— START OF DATA TO USE —
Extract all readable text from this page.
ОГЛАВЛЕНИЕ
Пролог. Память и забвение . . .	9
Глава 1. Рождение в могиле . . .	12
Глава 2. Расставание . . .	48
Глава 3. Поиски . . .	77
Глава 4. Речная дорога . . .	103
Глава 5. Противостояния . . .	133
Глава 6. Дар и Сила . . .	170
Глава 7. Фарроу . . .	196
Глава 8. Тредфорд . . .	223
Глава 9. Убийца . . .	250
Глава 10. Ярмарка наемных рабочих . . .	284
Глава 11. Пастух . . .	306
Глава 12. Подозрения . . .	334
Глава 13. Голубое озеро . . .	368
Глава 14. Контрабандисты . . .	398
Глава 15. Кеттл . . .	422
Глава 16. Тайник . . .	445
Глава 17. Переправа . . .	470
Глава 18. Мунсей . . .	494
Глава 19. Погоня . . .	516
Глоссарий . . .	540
— END OF DATA TO USE —
— START OF DATA TO USE —
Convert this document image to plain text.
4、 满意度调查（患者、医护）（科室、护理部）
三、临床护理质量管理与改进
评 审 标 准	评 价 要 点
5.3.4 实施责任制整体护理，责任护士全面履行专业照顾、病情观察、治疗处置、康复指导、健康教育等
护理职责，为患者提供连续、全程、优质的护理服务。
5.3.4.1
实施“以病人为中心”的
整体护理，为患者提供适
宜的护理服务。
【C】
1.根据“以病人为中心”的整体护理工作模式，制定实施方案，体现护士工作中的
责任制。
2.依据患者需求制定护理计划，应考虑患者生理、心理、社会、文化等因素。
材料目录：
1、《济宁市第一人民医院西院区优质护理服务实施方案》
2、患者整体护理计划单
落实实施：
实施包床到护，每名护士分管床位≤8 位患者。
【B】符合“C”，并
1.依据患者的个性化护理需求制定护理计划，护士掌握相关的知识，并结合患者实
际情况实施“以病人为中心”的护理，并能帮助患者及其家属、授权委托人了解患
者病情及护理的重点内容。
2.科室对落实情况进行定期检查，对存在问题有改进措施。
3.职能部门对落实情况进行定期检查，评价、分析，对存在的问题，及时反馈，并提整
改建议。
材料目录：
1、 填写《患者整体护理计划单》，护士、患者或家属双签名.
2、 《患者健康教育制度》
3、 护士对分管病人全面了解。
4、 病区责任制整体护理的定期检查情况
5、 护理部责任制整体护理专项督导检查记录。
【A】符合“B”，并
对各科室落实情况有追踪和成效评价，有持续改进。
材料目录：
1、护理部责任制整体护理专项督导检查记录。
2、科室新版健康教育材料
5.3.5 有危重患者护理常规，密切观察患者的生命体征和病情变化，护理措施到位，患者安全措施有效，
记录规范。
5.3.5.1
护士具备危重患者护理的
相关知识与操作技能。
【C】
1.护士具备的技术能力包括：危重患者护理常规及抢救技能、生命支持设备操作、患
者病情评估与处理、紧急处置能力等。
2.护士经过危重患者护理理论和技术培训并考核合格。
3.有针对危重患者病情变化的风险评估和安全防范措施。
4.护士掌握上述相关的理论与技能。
— END OF DATA TO USE —
__WHAT TO WORK ON__: Every line that holds the word "患者整体护理计划单" should be extracted.

__TASK ANSWER__:
2、患者整体护理计划单
1、 填写《患者整体护理计划单》，护士、患者或家属双签名.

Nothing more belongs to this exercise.